Written problem:
Return each line that holds the word "human".

:: Material

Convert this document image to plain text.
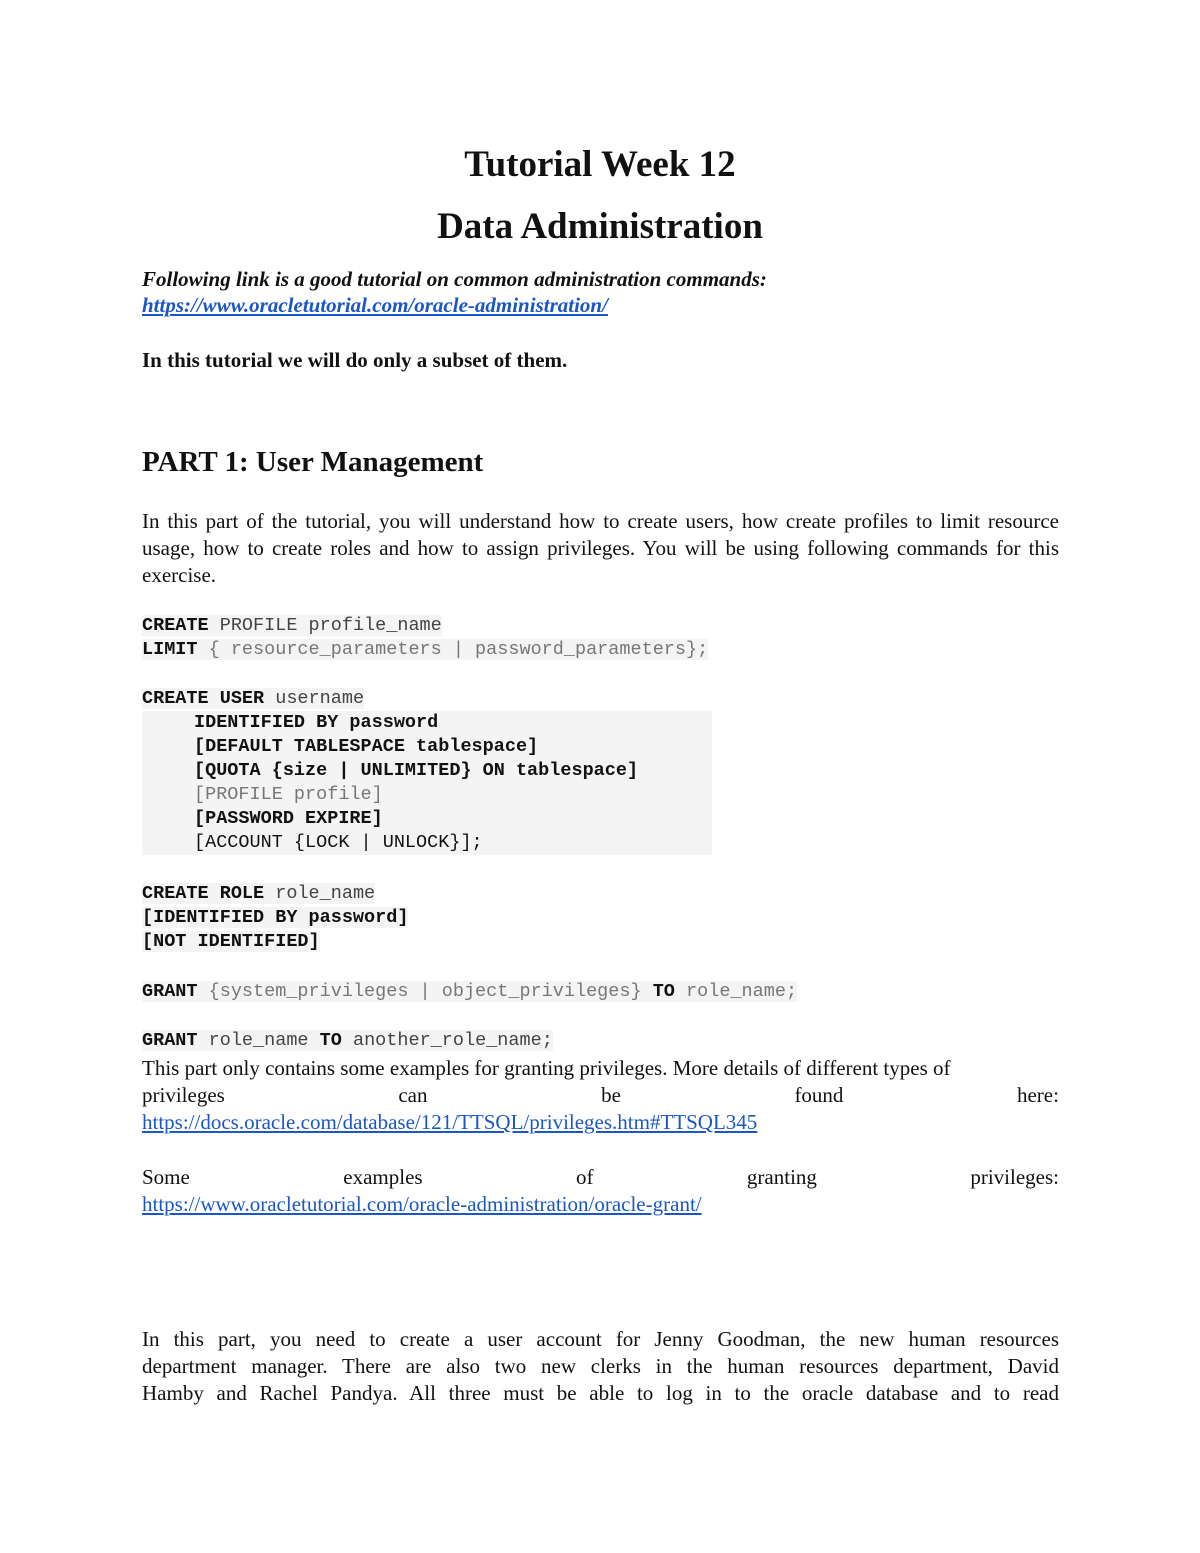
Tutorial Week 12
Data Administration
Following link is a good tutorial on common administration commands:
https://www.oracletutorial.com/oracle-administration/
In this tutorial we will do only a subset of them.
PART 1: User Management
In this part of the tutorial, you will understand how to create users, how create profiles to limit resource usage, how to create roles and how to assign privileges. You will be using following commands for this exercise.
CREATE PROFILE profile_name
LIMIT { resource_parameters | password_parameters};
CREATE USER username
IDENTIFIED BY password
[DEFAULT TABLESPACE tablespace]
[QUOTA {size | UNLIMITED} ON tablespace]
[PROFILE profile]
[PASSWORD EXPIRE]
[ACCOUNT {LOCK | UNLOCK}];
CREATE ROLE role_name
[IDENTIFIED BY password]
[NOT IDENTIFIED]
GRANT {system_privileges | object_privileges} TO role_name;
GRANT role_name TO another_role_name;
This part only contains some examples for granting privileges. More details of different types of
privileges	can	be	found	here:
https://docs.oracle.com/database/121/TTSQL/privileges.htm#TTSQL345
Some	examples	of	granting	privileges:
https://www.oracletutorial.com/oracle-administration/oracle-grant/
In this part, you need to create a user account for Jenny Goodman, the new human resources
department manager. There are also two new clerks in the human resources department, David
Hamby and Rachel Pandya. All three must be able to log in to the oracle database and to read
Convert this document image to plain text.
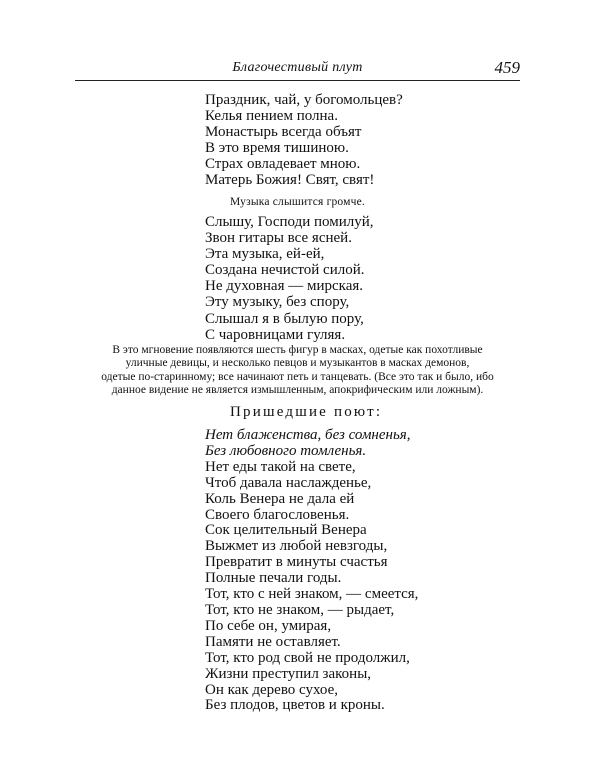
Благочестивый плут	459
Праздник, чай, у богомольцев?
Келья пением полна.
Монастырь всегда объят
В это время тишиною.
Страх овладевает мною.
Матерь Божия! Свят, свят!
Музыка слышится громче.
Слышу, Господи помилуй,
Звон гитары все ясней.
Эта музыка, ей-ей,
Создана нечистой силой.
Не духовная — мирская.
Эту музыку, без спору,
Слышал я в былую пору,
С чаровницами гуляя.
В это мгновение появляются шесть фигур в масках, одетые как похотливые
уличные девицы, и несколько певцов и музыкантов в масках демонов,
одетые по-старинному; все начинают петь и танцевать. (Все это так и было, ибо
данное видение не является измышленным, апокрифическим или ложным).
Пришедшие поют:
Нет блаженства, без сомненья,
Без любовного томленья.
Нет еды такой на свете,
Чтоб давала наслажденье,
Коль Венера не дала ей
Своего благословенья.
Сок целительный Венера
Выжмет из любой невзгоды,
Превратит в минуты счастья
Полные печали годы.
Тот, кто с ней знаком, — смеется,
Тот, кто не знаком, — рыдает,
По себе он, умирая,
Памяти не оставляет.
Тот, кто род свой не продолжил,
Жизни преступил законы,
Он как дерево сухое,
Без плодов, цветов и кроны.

::::

Solved problem:
In this part, you need to create a user account for Jenny Goodman, the new human resources
department manager. There are also two new clerks in the human resources department, David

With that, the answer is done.